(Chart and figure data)
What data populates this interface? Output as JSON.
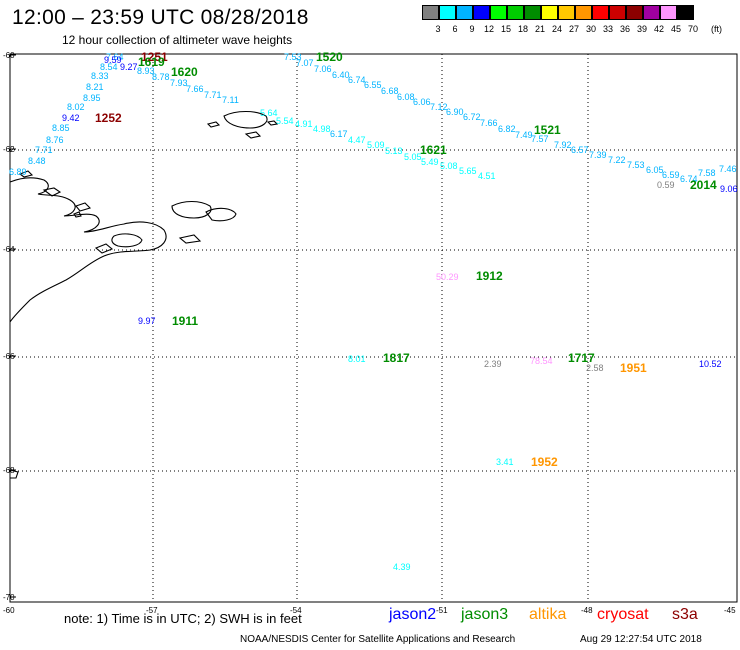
{
  "header": {
    "title": "12:00 – 23:59 UTC 08/28/2018",
    "subtitle": "12 hour collection of altimeter wave heights"
  },
  "colorbar": {
    "units": "(ft)",
    "bins": [
      {
        "label": "3",
        "color": "#808080"
      },
      {
        "label": "6",
        "color": "#00ffff"
      },
      {
        "label": "9",
        "color": "#00b4ff"
      },
      {
        "label": "12",
        "color": "#0000ff"
      },
      {
        "label": "15",
        "color": "#00ff00"
      },
      {
        "label": "18",
        "color": "#00cc00"
      },
      {
        "label": "21",
        "color": "#008c00"
      },
      {
        "label": "24",
        "color": "#ffff00"
      },
      {
        "label": "27",
        "color": "#ffc800"
      },
      {
        "label": "30",
        "color": "#ff9600"
      },
      {
        "label": "33",
        "color": "#ff0000"
      },
      {
        "label": "36",
        "color": "#cc0000"
      },
      {
        "label": "39",
        "color": "#8c0000"
      },
      {
        "label": "42",
        "color": "#a000a0"
      },
      {
        "label": "45",
        "color": "#ff96ff"
      },
      {
        "label": "70",
        "color": "#000000"
      }
    ]
  },
  "map": {
    "lat_ticks": [
      "-60",
      "-62",
      "-64",
      "-66",
      "-68",
      "-70"
    ],
    "lon_ticks": [
      "-60",
      "-57",
      "-54",
      "-51",
      "-48",
      "-45"
    ]
  },
  "wave_heights": [
    {
      "text": "7.64",
      "color": "#00b4ff"
    },
    {
      "text": "9.59",
      "color": "#0000ff"
    },
    {
      "text": "8.54",
      "color": "#00b4ff"
    },
    {
      "text": "9.27",
      "color": "#0000ff"
    },
    {
      "text": "8.93",
      "color": "#00b4ff"
    },
    {
      "text": "8.78",
      "color": "#00b4ff"
    },
    {
      "text": "8.33",
      "color": "#00b4ff"
    },
    {
      "text": "8.21",
      "color": "#00b4ff"
    },
    {
      "text": "8.95",
      "color": "#00b4ff"
    },
    {
      "text": "8.02",
      "color": "#00b4ff"
    },
    {
      "text": "9.42",
      "color": "#0000ff"
    },
    {
      "text": "8.85",
      "color": "#00b4ff"
    },
    {
      "text": "8.76",
      "color": "#00b4ff"
    },
    {
      "text": "7.71",
      "color": "#00b4ff"
    },
    {
      "text": "8.48",
      "color": "#00b4ff"
    },
    {
      "text": "6.89",
      "color": "#00b4ff"
    },
    {
      "text": "7.93",
      "color": "#00b4ff"
    },
    {
      "text": "7.66",
      "color": "#00b4ff"
    },
    {
      "text": "7.71",
      "color": "#00b4ff"
    },
    {
      "text": "7.11",
      "color": "#00b4ff"
    },
    {
      "text": "7.53",
      "color": "#00b4ff"
    },
    {
      "text": "7.07",
      "color": "#00b4ff"
    },
    {
      "text": "7.06",
      "color": "#00b4ff"
    },
    {
      "text": "6.40",
      "color": "#00b4ff"
    },
    {
      "text": "6.74",
      "color": "#00b4ff"
    },
    {
      "text": "6.55",
      "color": "#00b4ff"
    },
    {
      "text": "6.68",
      "color": "#00b4ff"
    },
    {
      "text": "6.08",
      "color": "#00b4ff"
    },
    {
      "text": "6.06",
      "color": "#00b4ff"
    },
    {
      "text": "7.12",
      "color": "#00b4ff"
    },
    {
      "text": "6.90",
      "color": "#00b4ff"
    },
    {
      "text": "6.72",
      "color": "#00b4ff"
    },
    {
      "text": "7.66",
      "color": "#00b4ff"
    },
    {
      "text": "6.82",
      "color": "#00b4ff"
    },
    {
      "text": "7.49",
      "color": "#00b4ff"
    },
    {
      "text": "7.57",
      "color": "#00b4ff"
    },
    {
      "text": "7.92",
      "color": "#00b4ff"
    },
    {
      "text": "6.57",
      "color": "#00b4ff"
    },
    {
      "text": "7.39",
      "color": "#00b4ff"
    },
    {
      "text": "7.22",
      "color": "#00b4ff"
    },
    {
      "text": "7.53",
      "color": "#00b4ff"
    },
    {
      "text": "6.05",
      "color": "#00b4ff"
    },
    {
      "text": "6.59",
      "color": "#00b4ff"
    },
    {
      "text": "6.74",
      "color": "#00b4ff"
    },
    {
      "text": "7.58",
      "color": "#00b4ff"
    },
    {
      "text": "7.46",
      "color": "#00b4ff"
    },
    {
      "text": "9.06",
      "color": "#0000ff"
    },
    {
      "text": "0.59",
      "color": "#808080"
    },
    {
      "text": "5.64",
      "color": "#00ffff"
    },
    {
      "text": "5.54",
      "color": "#00ffff"
    },
    {
      "text": "4.91",
      "color": "#00ffff"
    },
    {
      "text": "4.98",
      "color": "#00ffff"
    },
    {
      "text": "6.17",
      "color": "#00b4ff"
    },
    {
      "text": "4.47",
      "color": "#00ffff"
    },
    {
      "text": "5.09",
      "color": "#00ffff"
    },
    {
      "text": "5.13",
      "color": "#00ffff"
    },
    {
      "text": "5.05",
      "color": "#00ffff"
    },
    {
      "text": "5.49",
      "color": "#00ffff"
    },
    {
      "text": "5.08",
      "color": "#00ffff"
    },
    {
      "text": "5.65",
      "color": "#00ffff"
    },
    {
      "text": "4.51",
      "color": "#00ffff"
    },
    {
      "text": "50.29",
      "color": "#ff96ff"
    },
    {
      "text": "9.97",
      "color": "#0000ff"
    },
    {
      "text": "8.01",
      "color": "#00ffff"
    },
    {
      "text": "2.39",
      "color": "#808080"
    },
    {
      "text": "78.54",
      "color": "#ff96ff"
    },
    {
      "text": "2.58",
      "color": "#808080"
    },
    {
      "text": "10.52",
      "color": "#0000ff"
    },
    {
      "text": "3.41",
      "color": "#00ffff"
    },
    {
      "text": "4.39",
      "color": "#00ffff"
    }
  ],
  "time_labels": [
    {
      "text": "1251",
      "color": "#8c0000"
    },
    {
      "text": "1619",
      "color": "#008c00"
    },
    {
      "text": "1620",
      "color": "#008c00"
    },
    {
      "text": "1520",
      "color": "#008c00"
    },
    {
      "text": "1252",
      "color": "#8c0000"
    },
    {
      "text": "1521",
      "color": "#008c00"
    },
    {
      "text": "1621",
      "color": "#008c00"
    },
    {
      "text": "2014",
      "color": "#008c00"
    },
    {
      "text": "1912",
      "color": "#008c00"
    },
    {
      "text": "1911",
      "color": "#008c00"
    },
    {
      "text": "1817",
      "color": "#008c00"
    },
    {
      "text": "1717",
      "color": "#008c00"
    },
    {
      "text": "1951",
      "color": "#ff9600"
    },
    {
      "text": "1952",
      "color": "#ff9600"
    }
  ],
  "footer": {
    "note": "note:  1) Time is in UTC;  2) SWH is in feet",
    "satellites": [
      {
        "name": "jason2",
        "color": "#0000ff"
      },
      {
        "name": "jason3",
        "color": "#008c00"
      },
      {
        "name": "altika",
        "color": "#ff9600"
      },
      {
        "name": "cryosat",
        "color": "#ff0000"
      },
      {
        "name": "s3a",
        "color": "#8c0000"
      }
    ],
    "credit": "NOAA/NESDIS Center for Satellite Applications and Research",
    "timestamp": "Aug 29 12:27:54 UTC 2018"
  }
}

Work to be completed — Copy each line holding the word "name" from the listing above.

Solution to this task —
        "name": "jason2",
        "name": "jason3",
        "name": "altika",
        "name": "cryosat",
        "name": "s3a",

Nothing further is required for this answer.